>> START Dataset extract
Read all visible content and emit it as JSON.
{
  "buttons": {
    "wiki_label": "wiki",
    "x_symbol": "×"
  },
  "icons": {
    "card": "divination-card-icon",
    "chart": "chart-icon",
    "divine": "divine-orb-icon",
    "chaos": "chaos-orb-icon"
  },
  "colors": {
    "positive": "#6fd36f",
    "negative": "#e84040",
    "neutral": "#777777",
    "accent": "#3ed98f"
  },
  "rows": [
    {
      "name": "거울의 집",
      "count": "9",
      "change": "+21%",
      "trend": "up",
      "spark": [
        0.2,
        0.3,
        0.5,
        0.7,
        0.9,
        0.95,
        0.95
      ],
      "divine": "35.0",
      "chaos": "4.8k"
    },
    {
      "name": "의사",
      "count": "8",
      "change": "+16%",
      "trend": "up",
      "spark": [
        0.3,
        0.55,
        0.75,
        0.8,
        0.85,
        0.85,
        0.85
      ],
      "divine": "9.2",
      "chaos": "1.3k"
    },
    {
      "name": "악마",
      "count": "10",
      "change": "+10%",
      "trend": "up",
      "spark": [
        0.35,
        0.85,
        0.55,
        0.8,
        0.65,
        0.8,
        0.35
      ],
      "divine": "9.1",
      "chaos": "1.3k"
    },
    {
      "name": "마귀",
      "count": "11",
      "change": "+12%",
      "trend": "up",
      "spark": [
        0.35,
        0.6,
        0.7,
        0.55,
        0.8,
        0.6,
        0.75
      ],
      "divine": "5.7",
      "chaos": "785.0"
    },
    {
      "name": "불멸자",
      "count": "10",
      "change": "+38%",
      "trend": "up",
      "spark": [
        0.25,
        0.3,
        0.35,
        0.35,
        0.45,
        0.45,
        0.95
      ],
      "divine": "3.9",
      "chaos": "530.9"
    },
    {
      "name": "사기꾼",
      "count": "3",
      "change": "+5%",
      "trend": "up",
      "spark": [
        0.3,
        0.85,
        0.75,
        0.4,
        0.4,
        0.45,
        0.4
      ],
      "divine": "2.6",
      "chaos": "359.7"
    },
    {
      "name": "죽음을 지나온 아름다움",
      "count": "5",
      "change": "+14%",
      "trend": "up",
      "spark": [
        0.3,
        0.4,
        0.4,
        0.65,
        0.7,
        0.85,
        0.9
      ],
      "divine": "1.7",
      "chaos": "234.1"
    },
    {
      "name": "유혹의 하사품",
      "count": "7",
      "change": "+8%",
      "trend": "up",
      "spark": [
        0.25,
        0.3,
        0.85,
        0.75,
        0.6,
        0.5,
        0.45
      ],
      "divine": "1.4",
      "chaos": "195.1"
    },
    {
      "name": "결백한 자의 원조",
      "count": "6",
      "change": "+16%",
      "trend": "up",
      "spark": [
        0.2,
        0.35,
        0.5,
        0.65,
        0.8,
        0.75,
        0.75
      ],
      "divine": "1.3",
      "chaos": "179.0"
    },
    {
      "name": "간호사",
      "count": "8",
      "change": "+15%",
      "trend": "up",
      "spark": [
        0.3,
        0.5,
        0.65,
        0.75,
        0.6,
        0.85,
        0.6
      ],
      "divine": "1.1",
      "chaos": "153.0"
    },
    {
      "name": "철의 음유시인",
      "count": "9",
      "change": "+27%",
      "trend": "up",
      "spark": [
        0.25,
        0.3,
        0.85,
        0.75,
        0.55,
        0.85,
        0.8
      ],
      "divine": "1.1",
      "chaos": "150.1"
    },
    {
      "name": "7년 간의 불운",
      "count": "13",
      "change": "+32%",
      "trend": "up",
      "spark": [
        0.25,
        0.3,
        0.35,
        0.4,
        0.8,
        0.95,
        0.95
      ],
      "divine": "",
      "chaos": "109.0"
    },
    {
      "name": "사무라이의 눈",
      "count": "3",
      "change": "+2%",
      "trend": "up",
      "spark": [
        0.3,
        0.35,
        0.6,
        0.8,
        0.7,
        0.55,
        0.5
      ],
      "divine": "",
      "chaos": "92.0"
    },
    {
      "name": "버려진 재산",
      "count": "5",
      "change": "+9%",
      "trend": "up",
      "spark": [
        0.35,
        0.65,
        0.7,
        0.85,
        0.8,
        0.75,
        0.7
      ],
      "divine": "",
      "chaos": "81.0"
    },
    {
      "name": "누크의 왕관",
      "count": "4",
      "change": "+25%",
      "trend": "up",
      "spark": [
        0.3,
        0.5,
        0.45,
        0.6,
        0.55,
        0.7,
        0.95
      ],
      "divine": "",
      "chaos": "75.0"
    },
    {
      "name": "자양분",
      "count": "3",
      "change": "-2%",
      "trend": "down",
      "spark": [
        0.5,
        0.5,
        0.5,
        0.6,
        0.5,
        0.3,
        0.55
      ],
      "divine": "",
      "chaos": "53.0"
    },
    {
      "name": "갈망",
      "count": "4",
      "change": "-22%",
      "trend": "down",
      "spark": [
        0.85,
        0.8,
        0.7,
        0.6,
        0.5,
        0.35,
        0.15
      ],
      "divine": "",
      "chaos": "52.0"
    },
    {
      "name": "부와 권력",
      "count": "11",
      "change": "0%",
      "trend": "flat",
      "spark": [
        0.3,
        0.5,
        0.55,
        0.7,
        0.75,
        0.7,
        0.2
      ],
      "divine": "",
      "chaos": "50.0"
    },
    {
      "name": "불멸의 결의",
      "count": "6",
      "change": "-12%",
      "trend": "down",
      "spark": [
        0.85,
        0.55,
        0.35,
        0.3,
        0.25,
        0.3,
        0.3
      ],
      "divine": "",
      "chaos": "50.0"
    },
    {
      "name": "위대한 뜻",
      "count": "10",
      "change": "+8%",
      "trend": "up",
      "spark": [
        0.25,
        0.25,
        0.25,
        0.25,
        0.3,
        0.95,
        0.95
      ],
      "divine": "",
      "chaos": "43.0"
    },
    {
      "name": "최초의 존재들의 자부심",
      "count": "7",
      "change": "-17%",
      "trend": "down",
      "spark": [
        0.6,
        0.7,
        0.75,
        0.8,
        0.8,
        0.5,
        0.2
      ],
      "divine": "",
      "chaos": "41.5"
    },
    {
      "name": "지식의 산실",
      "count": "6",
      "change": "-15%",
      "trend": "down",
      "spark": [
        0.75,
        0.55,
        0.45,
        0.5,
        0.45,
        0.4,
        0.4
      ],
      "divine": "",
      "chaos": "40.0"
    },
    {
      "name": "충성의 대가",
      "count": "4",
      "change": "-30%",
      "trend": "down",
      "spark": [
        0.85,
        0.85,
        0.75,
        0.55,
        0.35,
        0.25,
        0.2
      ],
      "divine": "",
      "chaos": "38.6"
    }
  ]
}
>> END Dataset extract
Written problem: Copy every record exactly, with nothing added or dropped.

Output for this exercise:
Read all visible content and emit it as JSON.
{
  "buttons": {
    "wiki_label": "wiki",
    "x_symbol": "×"
  },
  "icons": {
    "card": "divination-card-icon",
    "chart": "chart-icon",
    "divine": "divine-orb-icon",
    "chaos": "chaos-orb-icon"
  },
  "colors": {
    "positive": "#6fd36f",
    "negative": "#e84040",
    "neutral": "#777777",
    "accent": "#3ed98f"
  },
  "rows": [
    {
      "name": "거울의 집",
      "count": "9",
      "change": "+21%",
      "trend": "up",
      "spark": [
        0.2,
        0.3,
        0.5,
        0.7,
        0.9,
        0.95,
        0.95
      ],
      "divine": "35.0",
      "chaos": "4.8k"
    },
    {
      "name": "의사",
      "count": "8",
      "change": "+16%",
      "trend": "up",
      "spark": [
        0.3,
        0.55,
        0.75,
        0.8,
        0.85,
        0.85,
        0.85
      ],
      "divine": "9.2",
      "chaos": "1.3k"
    },
    {
      "name": "악마",
      "count": "10",
      "change": "+10%",
      "trend": "up",
      "spark": [
        0.35,
        0.85,
        0.55,
        0.8,
        0.65,
        0.8,
        0.35
      ],
      "divine": "9.1",
      "chaos": "1.3k"
    },
    {
      "name": "마귀",
      "count": "11",
      "change": "+12%",
      "trend": "up",
      "spark": [
        0.35,
        0.6,
        0.7,
        0.55,
        0.8,
        0.6,
        0.75
      ],
      "divine": "5.7",
      "chaos": "785.0"
    },
    {
      "name": "불멸자",
      "count": "10",
      "change": "+38%",
      "trend": "up",
      "spark": [
        0.25,
        0.3,
        0.35,
        0.35,
        0.45,
        0.45,
        0.95
      ],
      "divine": "3.9",
      "chaos": "530.9"
    },
    {
      "name": "사기꾼",
      "count": "3",
      "change": "+5%",
      "trend": "up",
      "spark": [
        0.3,
        0.85,
        0.75,
        0.4,
        0.4,
        0.45,
        0.4
      ],
      "divine": "2.6",
      "chaos": "359.7"
    },
    {
      "name": "죽음을 지나온 아름다움",
      "count": "5",
      "change": "+14%",
      "trend": "up",
      "spark": [
        0.3,
        0.4,
        0.4,
        0.65,
        0.7,
        0.85,
        0.9
      ],
      "divine": "1.7",
      "chaos": "234.1"
    },
    {
      "name": "유혹의 하사품",
      "count": "7",
      "change": "+8%",
      "trend": "up",
      "spark": [
        0.25,
        0.3,
        0.85,
        0.75,
        0.6,
        0.5,
        0.45
      ],
      "divine": "1.4",
      "chaos": "195.1"
    },
    {
      "name": "결백한 자의 원조",
      "count": "6",
      "change": "+16%",
      "trend": "up",
      "spark": [
        0.2,
        0.35,
        0.5,
        0.65,
        0.8,
        0.75,
        0.75
      ],
      "divine": "1.3",
      "chaos": "179.0"
    },
    {
      "name": "간호사",
      "count": "8",
      "change": "+15%",
      "trend": "up",
      "spark": [
        0.3,
        0.5,
        0.65,
        0.75,
        0.6,
        0.85,
        0.6
      ],
      "divine": "1.1",
      "chaos": "153.0"
    },
    {
      "name": "철의 음유시인",
      "count": "9",
      "change": "+27%",
      "trend": "up",
      "spark": [
        0.25,
        0.3,
        0.85,
        0.75,
        0.55,
        0.85,
        0.8
      ],
      "divine": "1.1",
      "chaos": "150.1"
    },
    {
      "name": "7년 간의 불운",
      "count": "13",
      "change": "+32%",
      "trend": "up",
      "spark": [
        0.25,
        0.3,
        0.35,
        0.4,
        0.8,
        0.95,
        0.95
      ],
      "divine": "",
      "chaos": "109.0"
    },
    {
      "name": "사무라이의 눈",
      "count": "3",
      "change": "+2%",
      "trend": "up",
      "spark": [
        0.3,
        0.35,
        0.6,
        0.8,
        0.7,
        0.55,
        0.5
      ],
      "divine": "",
      "chaos": "92.0"
    },
    {
      "name": "버려진 재산",
      "count": "5",
      "change": "+9%",
      "trend": "up",
      "spark": [
        0.35,
        0.65,
        0.7,
        0.85,
        0.8,
        0.75,
        0.7
      ],
      "divine": "",
      "chaos": "81.0"
    },
    {
      "name": "누크의 왕관",
      "count": "4",
      "change": "+25%",
      "trend": "up",
      "spark": [
        0.3,
        0.5,
        0.45,
        0.6,
        0.55,
        0.7,
        0.95
      ],
      "divine": "",
      "chaos": "75.0"
    },
    {
      "name": "자양분",
      "count": "3",
      "change": "-2%",
      "trend": "down",
      "spark": [
        0.5,
        0.5,
        0.5,
        0.6,
        0.5,
        0.3,
        0.55
      ],
      "divine": "",
      "chaos": "53.0"
    },
    {
      "name": "갈망",
      "count": "4",
      "change": "-22%",
      "trend": "down",
      "spark": [
        0.85,
        0.8,
        0.7,
        0.6,
        0.5,
        0.35,
        0.15
      ],
      "divine": "",
      "chaos": "52.0"
    },
    {
      "name": "부와 권력",
      "count": "11",
      "change": "0%",
      "trend": "flat",
      "spark": [
        0.3,
        0.5,
        0.55,
        0.7,
        0.75,
        0.7,
        0.2
      ],
      "divine": "",
      "chaos": "50.0"
    },
    {
      "name": "불멸의 결의",
      "count": "6",
      "change": "-12%",
      "trend": "down",
      "spark": [
        0.85,
        0.55,
        0.35,
        0.3,
        0.25,
        0.3,
        0.3
      ],
      "divine": "",
      "chaos": "50.0"
    },
    {
      "name": "위대한 뜻",
      "count": "10",
      "change": "+8%",
      "trend": "up",
      "spark": [
        0.25,
        0.25,
        0.25,
        0.25,
        0.3,
        0.95,
        0.95
      ],
      "divine": "",
      "chaos": "43.0"
    },
    {
      "name": "최초의 존재들의 자부심",
      "count": "7",
      "change": "-17%",
      "trend": "down",
      "spark": [
        0.6,
        0.7,
        0.75,
        0.8,
        0.8,
        0.5,
        0.2
      ],
      "divine": "",
      "chaos": "41.5"
    },
    {
      "name": "지식의 산실",
      "count": "6",
      "change": "-15%",
      "trend": "down",
      "spark": [
        0.75,
        0.55,
        0.45,
        0.5,
        0.45,
        0.4,
        0.4
      ],
      "divine": "",
      "chaos": "40.0"
    },
    {
      "name": "충성의 대가",
      "count": "4",
      "change": "-30%",
      "trend": "down",
      "spark": [
        0.85,
        0.85,
        0.75,
        0.55,
        0.35,
        0.25,
        0.2
      ],
      "divine": "",
      "chaos": "38.6"
    }
  ]
}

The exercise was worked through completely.